Data records
-*-
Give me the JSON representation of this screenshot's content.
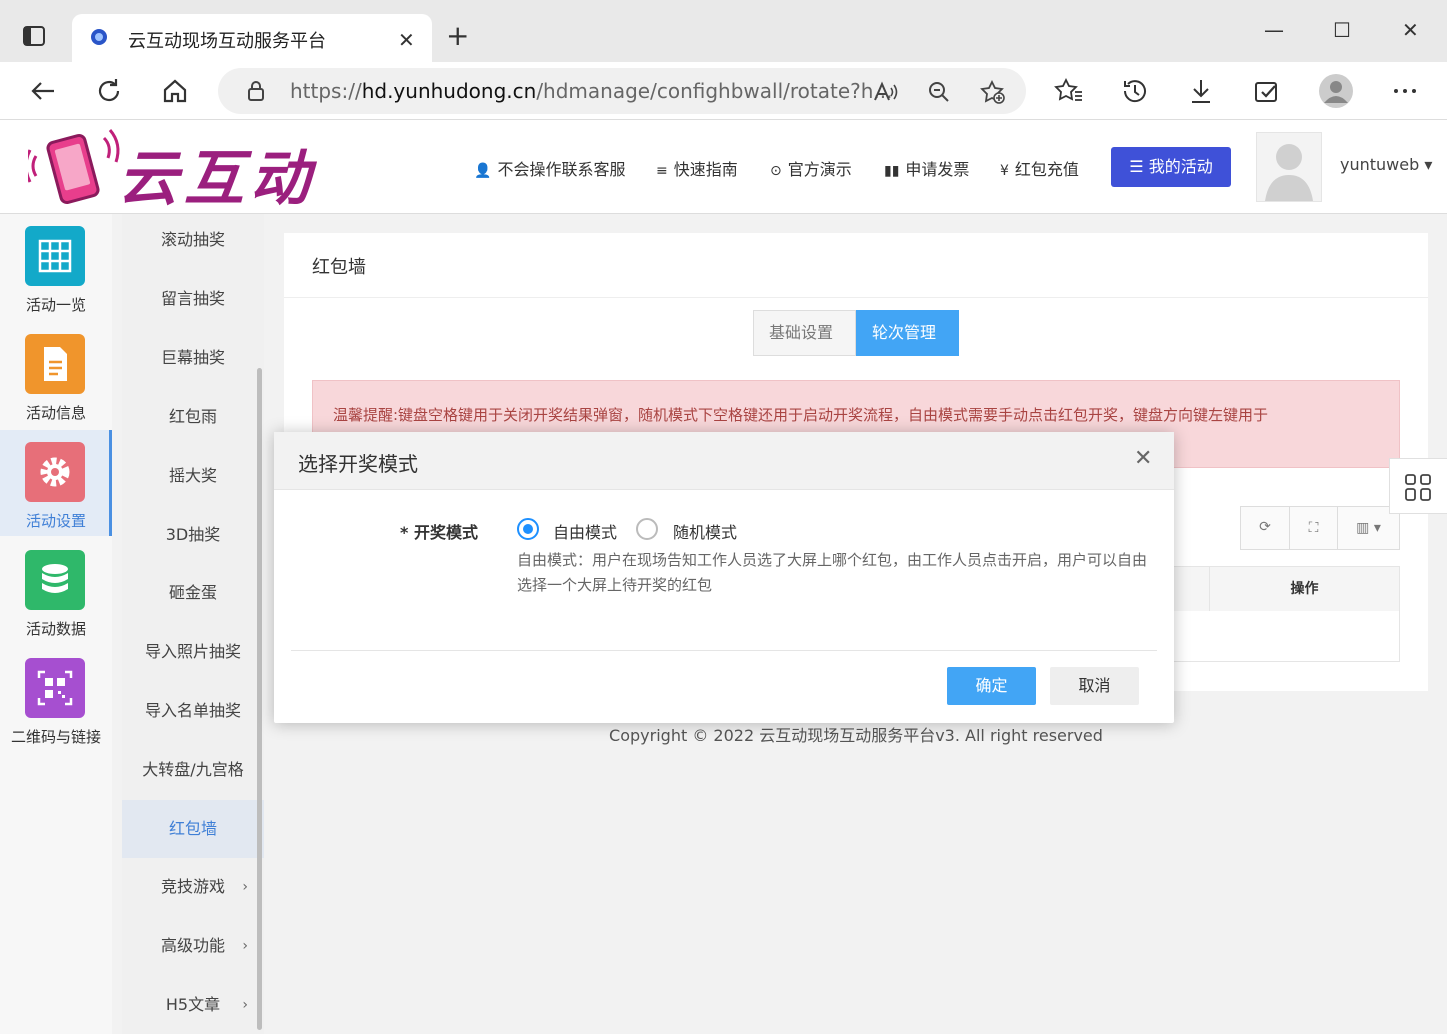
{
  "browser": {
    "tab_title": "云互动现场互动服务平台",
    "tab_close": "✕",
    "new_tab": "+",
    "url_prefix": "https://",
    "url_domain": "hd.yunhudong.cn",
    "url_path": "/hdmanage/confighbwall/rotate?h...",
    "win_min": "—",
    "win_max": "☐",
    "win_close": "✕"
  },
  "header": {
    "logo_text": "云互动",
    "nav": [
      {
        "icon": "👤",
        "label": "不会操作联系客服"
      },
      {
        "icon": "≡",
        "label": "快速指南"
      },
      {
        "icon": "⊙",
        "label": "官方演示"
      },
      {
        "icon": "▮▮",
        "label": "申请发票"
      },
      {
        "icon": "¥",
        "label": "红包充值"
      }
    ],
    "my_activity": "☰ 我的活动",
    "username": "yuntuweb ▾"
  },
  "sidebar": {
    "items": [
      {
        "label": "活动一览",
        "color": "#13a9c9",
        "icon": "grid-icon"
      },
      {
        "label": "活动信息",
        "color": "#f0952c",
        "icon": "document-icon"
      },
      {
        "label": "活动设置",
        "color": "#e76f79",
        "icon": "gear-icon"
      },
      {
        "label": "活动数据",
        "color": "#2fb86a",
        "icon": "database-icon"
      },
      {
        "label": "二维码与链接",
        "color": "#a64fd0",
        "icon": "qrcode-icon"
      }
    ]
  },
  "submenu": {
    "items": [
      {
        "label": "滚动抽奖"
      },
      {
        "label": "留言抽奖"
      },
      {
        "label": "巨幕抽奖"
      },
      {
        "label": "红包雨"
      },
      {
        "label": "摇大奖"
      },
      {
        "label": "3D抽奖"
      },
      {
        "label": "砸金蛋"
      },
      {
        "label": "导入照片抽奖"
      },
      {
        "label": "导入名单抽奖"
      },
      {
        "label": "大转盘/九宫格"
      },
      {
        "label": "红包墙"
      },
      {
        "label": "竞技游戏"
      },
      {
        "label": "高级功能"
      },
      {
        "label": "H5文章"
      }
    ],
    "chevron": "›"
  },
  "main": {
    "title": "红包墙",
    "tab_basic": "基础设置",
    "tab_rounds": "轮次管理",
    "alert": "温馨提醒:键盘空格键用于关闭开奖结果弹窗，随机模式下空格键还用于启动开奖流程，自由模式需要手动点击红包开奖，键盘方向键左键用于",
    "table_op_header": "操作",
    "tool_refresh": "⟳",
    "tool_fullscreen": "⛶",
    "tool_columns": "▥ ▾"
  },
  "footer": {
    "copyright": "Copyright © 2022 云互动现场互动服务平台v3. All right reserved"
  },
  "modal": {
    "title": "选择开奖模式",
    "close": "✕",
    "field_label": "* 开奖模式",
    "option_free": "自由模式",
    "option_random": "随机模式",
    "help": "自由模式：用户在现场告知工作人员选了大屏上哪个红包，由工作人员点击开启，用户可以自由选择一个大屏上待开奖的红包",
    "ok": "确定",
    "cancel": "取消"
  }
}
-*-
### STATED EXERCISE
Within the listing above, copy each line that has the string "icon".

### WRITTEN SOLUTION
        "icon": "👤",
        "icon": "≡",
        "icon": "⊙",
        "icon": "▮▮",
        "icon": "¥",
        "icon": "grid-icon"
        "icon": "document-icon"
        "icon": "gear-icon"
        "icon": "database-icon"
        "icon": "qrcode-icon"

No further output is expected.